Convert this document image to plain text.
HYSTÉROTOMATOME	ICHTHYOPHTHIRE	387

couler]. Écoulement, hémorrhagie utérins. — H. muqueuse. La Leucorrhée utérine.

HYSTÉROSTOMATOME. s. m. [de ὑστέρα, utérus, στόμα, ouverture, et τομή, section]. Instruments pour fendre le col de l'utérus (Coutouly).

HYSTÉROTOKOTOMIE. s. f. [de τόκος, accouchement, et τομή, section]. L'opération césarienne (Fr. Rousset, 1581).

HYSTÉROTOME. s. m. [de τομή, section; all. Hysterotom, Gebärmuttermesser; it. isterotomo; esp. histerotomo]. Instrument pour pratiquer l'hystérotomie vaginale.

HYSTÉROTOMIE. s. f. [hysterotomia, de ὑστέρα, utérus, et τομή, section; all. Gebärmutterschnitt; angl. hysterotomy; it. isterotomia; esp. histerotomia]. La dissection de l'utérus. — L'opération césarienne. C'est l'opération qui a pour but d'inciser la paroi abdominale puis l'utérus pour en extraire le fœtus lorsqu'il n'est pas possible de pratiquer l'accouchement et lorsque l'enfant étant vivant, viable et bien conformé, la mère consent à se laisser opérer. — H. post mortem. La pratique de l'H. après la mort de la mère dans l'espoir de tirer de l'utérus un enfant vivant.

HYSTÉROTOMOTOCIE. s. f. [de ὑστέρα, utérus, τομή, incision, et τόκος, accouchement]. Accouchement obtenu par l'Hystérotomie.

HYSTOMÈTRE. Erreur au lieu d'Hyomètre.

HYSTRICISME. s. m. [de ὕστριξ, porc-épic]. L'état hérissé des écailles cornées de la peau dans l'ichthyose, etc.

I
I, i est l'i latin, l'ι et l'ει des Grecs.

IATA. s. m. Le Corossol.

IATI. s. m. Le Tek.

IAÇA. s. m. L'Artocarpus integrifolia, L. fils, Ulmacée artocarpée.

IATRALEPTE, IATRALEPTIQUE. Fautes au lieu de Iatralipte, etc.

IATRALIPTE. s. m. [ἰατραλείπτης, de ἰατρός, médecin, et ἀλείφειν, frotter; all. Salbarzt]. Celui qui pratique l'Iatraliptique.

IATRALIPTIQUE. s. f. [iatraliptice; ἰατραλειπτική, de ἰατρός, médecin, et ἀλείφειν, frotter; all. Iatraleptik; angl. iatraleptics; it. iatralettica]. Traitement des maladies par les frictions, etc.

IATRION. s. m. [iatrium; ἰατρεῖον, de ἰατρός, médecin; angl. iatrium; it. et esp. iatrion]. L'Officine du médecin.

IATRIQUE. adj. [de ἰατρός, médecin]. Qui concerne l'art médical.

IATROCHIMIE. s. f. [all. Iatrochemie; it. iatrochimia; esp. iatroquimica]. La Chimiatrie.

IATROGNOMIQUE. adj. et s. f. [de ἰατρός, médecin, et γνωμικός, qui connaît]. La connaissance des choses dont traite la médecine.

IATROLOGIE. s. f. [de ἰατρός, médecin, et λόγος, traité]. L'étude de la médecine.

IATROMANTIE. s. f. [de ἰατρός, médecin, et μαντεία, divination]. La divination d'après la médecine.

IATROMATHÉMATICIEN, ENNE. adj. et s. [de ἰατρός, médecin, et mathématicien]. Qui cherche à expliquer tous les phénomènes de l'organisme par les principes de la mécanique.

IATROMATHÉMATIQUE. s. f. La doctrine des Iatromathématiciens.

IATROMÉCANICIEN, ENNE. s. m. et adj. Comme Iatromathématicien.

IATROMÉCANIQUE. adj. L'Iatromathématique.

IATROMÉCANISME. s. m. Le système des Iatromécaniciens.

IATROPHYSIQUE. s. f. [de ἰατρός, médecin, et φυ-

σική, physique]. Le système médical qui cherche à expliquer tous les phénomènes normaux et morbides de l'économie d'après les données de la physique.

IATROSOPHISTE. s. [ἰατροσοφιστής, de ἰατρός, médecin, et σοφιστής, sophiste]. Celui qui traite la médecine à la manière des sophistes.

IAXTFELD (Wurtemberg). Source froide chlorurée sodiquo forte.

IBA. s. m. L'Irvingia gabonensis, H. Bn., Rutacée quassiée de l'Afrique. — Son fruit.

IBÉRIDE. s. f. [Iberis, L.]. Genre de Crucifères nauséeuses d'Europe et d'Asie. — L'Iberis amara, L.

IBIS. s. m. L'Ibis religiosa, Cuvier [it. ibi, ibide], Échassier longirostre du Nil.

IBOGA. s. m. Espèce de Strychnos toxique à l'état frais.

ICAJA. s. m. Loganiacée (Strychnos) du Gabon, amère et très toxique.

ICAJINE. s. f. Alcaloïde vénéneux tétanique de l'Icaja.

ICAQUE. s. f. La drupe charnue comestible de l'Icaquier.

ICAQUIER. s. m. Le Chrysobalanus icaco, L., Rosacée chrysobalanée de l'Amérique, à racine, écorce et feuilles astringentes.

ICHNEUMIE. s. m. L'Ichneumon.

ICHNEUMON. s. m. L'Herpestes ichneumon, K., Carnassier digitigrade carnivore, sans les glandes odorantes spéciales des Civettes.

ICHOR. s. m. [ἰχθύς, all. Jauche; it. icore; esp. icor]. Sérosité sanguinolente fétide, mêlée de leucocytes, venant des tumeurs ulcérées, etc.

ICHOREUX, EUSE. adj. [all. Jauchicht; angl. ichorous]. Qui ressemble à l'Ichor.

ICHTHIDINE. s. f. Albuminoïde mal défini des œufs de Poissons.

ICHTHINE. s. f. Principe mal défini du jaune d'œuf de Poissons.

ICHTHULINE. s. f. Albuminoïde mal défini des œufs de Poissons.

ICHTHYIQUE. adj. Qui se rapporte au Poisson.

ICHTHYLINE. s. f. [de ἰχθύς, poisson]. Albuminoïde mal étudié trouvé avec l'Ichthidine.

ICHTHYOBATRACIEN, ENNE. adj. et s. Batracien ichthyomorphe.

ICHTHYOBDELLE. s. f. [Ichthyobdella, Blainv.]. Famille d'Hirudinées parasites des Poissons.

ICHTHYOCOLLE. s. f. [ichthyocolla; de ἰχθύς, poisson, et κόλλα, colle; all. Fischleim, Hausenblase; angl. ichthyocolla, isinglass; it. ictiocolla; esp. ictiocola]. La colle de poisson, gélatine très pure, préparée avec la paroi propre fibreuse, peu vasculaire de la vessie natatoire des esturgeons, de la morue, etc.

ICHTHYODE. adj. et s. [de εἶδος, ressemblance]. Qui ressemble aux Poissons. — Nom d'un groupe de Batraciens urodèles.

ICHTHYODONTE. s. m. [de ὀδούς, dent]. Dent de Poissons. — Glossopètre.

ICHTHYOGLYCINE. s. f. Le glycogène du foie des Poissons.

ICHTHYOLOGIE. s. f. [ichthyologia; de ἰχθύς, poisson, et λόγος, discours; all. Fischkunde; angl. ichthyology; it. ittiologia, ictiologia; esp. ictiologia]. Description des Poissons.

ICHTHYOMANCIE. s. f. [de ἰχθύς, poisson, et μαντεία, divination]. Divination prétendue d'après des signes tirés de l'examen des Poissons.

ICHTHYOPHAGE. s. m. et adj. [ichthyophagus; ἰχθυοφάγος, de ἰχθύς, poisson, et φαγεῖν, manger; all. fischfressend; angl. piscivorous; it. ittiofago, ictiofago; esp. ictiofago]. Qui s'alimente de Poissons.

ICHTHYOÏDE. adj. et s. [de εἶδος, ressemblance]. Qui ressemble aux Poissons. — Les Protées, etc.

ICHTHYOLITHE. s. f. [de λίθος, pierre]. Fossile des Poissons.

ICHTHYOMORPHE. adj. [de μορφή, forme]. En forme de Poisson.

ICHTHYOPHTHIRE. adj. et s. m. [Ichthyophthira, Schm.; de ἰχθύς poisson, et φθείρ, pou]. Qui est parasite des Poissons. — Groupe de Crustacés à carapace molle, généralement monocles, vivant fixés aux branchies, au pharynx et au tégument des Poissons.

————

◆ INSTRUCTION: Read the entries and pick out all lines that include the word "frotter".

◆ TASK ANSWER:
IATRALIPTE. s. m. [ἰατραλείπτης, de ἰατρός, médecin, et ἀλείφειν, frotter; all. Salbarzt]. Celui qui pratique l'Iatraliptique.
IATRALIPTIQUE. s. f. [iatraliptice; ἰατραλειπτική, de ἰατρός, médecin, et ἀλείφειν, frotter; all. Iatraleptik; angl. iatraleptics; it. iatralettica]. Traitement des maladies par les frictions, etc.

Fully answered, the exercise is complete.